» **PROMPT**:
Your task is to print all of the material verbatim.

» **MATERIAL FOR THE TASK**:
****************************************

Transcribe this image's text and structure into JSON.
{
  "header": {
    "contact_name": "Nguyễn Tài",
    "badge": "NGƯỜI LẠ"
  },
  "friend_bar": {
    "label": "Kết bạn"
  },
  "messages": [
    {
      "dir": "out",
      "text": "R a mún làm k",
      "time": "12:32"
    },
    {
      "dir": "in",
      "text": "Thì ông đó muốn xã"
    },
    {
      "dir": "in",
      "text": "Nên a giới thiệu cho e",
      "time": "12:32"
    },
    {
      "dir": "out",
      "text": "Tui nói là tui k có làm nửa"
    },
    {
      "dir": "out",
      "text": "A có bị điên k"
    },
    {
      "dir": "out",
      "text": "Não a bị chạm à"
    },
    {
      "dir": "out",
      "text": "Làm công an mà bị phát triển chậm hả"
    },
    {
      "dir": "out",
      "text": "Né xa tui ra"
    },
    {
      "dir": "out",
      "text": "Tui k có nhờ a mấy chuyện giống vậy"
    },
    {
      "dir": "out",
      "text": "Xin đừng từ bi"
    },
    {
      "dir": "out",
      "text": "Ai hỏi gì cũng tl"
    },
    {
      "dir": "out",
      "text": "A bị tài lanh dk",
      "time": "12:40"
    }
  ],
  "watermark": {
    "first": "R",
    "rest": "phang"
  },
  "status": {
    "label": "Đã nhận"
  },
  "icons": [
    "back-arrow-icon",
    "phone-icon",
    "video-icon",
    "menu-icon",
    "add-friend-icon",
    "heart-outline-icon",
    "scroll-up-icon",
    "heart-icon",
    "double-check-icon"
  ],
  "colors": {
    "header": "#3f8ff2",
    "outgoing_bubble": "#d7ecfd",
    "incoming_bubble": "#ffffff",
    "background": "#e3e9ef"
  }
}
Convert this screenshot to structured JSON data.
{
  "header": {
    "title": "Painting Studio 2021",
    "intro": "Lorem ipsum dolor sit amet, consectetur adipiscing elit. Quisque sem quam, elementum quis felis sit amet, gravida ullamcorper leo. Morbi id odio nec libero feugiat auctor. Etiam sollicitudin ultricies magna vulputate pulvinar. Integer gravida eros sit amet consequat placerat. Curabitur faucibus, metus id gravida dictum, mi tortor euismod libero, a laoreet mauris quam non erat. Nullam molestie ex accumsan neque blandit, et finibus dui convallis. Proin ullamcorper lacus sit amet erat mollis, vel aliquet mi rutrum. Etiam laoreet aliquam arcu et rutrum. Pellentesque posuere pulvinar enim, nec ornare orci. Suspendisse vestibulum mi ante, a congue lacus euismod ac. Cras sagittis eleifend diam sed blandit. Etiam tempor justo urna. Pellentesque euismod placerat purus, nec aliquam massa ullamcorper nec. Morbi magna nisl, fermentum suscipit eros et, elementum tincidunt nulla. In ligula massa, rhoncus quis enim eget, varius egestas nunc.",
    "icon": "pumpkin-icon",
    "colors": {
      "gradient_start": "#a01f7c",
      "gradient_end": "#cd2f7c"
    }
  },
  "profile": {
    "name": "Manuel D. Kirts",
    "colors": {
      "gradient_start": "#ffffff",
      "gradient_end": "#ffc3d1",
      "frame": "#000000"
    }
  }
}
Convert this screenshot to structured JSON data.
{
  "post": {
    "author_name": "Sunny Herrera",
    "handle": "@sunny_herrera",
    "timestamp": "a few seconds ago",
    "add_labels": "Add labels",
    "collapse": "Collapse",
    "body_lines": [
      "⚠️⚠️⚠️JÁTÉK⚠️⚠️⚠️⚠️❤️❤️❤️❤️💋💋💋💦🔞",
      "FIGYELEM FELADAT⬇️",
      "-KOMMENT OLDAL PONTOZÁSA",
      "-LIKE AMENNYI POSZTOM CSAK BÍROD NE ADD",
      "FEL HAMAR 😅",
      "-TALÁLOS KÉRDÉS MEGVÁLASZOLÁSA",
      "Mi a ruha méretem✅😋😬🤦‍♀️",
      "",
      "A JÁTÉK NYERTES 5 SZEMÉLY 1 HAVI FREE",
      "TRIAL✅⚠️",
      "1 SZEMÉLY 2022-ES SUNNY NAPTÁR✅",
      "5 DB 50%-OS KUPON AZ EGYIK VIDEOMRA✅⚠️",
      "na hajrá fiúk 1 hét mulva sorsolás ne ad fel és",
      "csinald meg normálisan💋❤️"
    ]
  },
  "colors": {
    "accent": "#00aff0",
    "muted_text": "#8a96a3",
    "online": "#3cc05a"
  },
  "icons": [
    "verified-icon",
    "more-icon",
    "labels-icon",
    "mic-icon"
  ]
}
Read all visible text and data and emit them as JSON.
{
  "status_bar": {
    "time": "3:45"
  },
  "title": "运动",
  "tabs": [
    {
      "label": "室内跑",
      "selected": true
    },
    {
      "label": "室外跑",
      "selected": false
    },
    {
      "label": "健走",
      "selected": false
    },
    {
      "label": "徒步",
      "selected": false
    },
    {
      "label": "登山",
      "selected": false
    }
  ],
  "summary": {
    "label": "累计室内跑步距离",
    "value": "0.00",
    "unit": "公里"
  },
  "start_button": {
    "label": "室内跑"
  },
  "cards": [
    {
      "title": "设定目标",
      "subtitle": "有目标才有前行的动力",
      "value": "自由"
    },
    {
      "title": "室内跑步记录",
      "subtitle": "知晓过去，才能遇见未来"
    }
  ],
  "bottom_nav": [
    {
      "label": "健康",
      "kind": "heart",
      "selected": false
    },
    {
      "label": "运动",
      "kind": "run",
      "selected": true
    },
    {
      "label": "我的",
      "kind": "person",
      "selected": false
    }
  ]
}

****************************************

» **RESULT FOR THIS EXERCISE**:
Transcribe this image's text and structure into JSON.
{
  "header": {
    "contact_name": "Nguyễn Tài",
    "badge": "NGƯỜI LẠ"
  },
  "friend_bar": {
    "label": "Kết bạn"
  },
  "messages": [
    {
      "dir": "out",
      "text": "R a mún làm k",
      "time": "12:32"
    },
    {
      "dir": "in",
      "text": "Thì ông đó muốn xã"
    },
    {
      "dir": "in",
      "text": "Nên a giới thiệu cho e",
      "time": "12:32"
    },
    {
      "dir": "out",
      "text": "Tui nói là tui k có làm nửa"
    },
    {
      "dir": "out",
      "text": "A có bị điên k"
    },
    {
      "dir": "out",
      "text": "Não a bị chạm à"
    },
    {
      "dir": "out",
      "text": "Làm công an mà bị phát triển chậm hả"
    },
    {
      "dir": "out",
      "text": "Né xa tui ra"
    },
    {
      "dir": "out",
      "text": "Tui k có nhờ a mấy chuyện giống vậy"
    },
    {
      "dir": "out",
      "text": "Xin đừng từ bi"
    },
    {
      "dir": "out",
      "text": "Ai hỏi gì cũng tl"
    },
    {
      "dir": "out",
      "text": "A bị tài lanh dk",
      "time": "12:40"
    }
  ],
  "watermark": {
    "first": "R",
    "rest": "phang"
  },
  "status": {
    "label": "Đã nhận"
  },
  "icons": [
    "back-arrow-icon",
    "phone-icon",
    "video-icon",
    "menu-icon",
    "add-friend-icon",
    "heart-outline-icon",
    "scroll-up-icon",
    "heart-icon",
    "double-check-icon"
  ],
  "colors": {
    "header": "#3f8ff2",
    "outgoing_bubble": "#d7ecfd",
    "incoming_bubble": "#ffffff",
    "background": "#e3e9ef"
  }
}
Convert this screenshot to structured JSON data.
{
  "header": {
    "title": "Painting Studio 2021",
    "intro": "Lorem ipsum dolor sit amet, consectetur adipiscing elit. Quisque sem quam, elementum quis felis sit amet, gravida ullamcorper leo. Morbi id odio nec libero feugiat auctor. Etiam sollicitudin ultricies magna vulputate pulvinar. Integer gravida eros sit amet consequat placerat. Curabitur faucibus, metus id gravida dictum, mi tortor euismod libero, a laoreet mauris quam non erat. Nullam molestie ex accumsan neque blandit, et finibus dui convallis. Proin ullamcorper lacus sit amet erat mollis, vel aliquet mi rutrum. Etiam laoreet aliquam arcu et rutrum. Pellentesque posuere pulvinar enim, nec ornare orci. Suspendisse vestibulum mi ante, a congue lacus euismod ac. Cras sagittis eleifend diam sed blandit. Etiam tempor justo urna. Pellentesque euismod placerat purus, nec aliquam massa ullamcorper nec. Morbi magna nisl, fermentum suscipit eros et, elementum tincidunt nulla. In ligula massa, rhoncus quis enim eget, varius egestas nunc.",
    "icon": "pumpkin-icon",
    "colors": {
      "gradient_start": "#a01f7c",
      "gradient_end": "#cd2f7c"
    }
  },
  "profile": {
    "name": "Manuel D. Kirts",
    "colors": {
      "gradient_start": "#ffffff",
      "gradient_end": "#ffc3d1",
      "frame": "#000000"
    }
  }
}
Convert this screenshot to structured JSON data.
{
  "post": {
    "author_name": "Sunny Herrera",
    "handle": "@sunny_herrera",
    "timestamp": "a few seconds ago",
    "add_labels": "Add labels",
    "collapse": "Collapse",
    "body_lines": [
      "⚠️⚠️⚠️JÁTÉK⚠️⚠️⚠️⚠️❤️❤️❤️❤️💋💋💋💦🔞",
      "FIGYELEM FELADAT⬇️",
      "-KOMMENT OLDAL PONTOZÁSA",
      "-LIKE AMENNYI POSZTOM CSAK BÍROD NE ADD",
      "FEL HAMAR 😅",
      "-TALÁLOS KÉRDÉS MEGVÁLASZOLÁSA",
      "Mi a ruha méretem✅😋😬🤦‍♀️",
      "",
      "A JÁTÉK NYERTES 5 SZEMÉLY 1 HAVI FREE",
      "TRIAL✅⚠️",
      "1 SZEMÉLY 2022-ES SUNNY NAPTÁR✅",
      "5 DB 50%-OS KUPON AZ EGYIK VIDEOMRA✅⚠️",
      "na hajrá fiúk 1 hét mulva sorsolás ne ad fel és",
      "csinald meg normálisan💋❤️"
    ]
  },
  "colors": {
    "accent": "#00aff0",
    "muted_text": "#8a96a3",
    "online": "#3cc05a"
  },
  "icons": [
    "verified-icon",
    "more-icon",
    "labels-icon",
    "mic-icon"
  ]
}
Read all visible text and data and emit them as JSON.
{
  "status_bar": {
    "time": "3:45"
  },
  "title": "运动",
  "tabs": [
    {
      "label": "室内跑",
      "selected": true
    },
    {
      "label": "室外跑",
      "selected": false
    },
    {
      "label": "健走",
      "selected": false
    },
    {
      "label": "徒步",
      "selected": false
    },
    {
      "label": "登山",
      "selected": false
    }
  ],
  "summary": {
    "label": "累计室内跑步距离",
    "value": "0.00",
    "unit": "公里"
  },
  "start_button": {
    "label": "室内跑"
  },
  "cards": [
    {
      "title": "设定目标",
      "subtitle": "有目标才有前行的动力",
      "value": "自由"
    },
    {
      "title": "室内跑步记录",
      "subtitle": "知晓过去，才能遇见未来"
    }
  ],
  "bottom_nav": [
    {
      "label": "健康",
      "kind": "heart",
      "selected": false
    },
    {
      "label": "运动",
      "kind": "run",
      "selected": true
    },
    {
      "label": "我的",
      "kind": "person",
      "selected": false
    }
  ]
}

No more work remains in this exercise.